◆ Given exercise ◆
Only lines with the word "icon" are needed; collect each of them from the listing below.

######

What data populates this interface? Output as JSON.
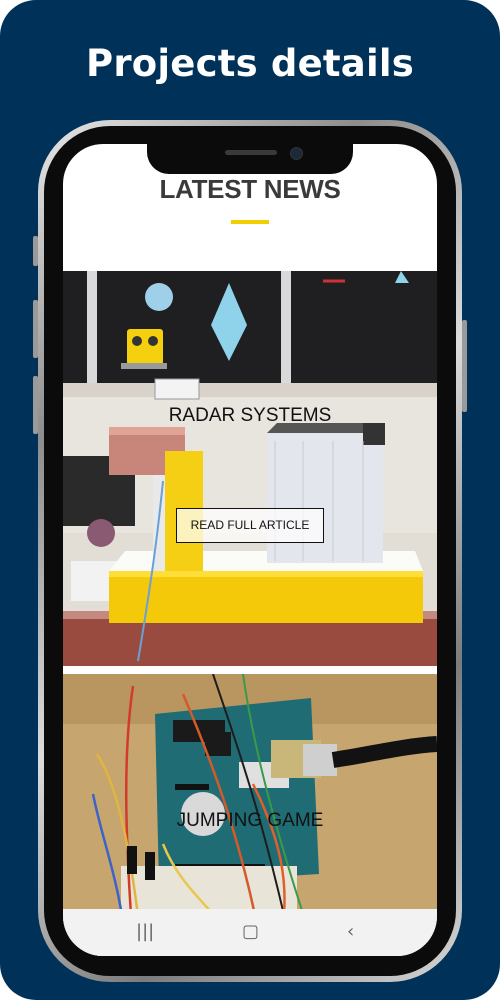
{
  "promo": {
    "title": "Projects details"
  },
  "app": {
    "heading": "LATEST NEWS",
    "accent_color": "#f2cd00",
    "articles": [
      {
        "title": "RADAR SYSTEMS",
        "button_label": "READ FULL ARTICLE",
        "image": "radar-project-photo"
      },
      {
        "title": "JUMPING GAME",
        "image": "arduino-breadboard-photo"
      }
    ]
  },
  "navbar": {
    "recents_icon": "recents-icon",
    "home_icon": "home-icon",
    "back_icon": "back-icon"
  }
}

######

◆ Correct output ◆
    "recents_icon": "recents-icon",
    "home_icon": "home-icon",
    "back_icon": "back-icon"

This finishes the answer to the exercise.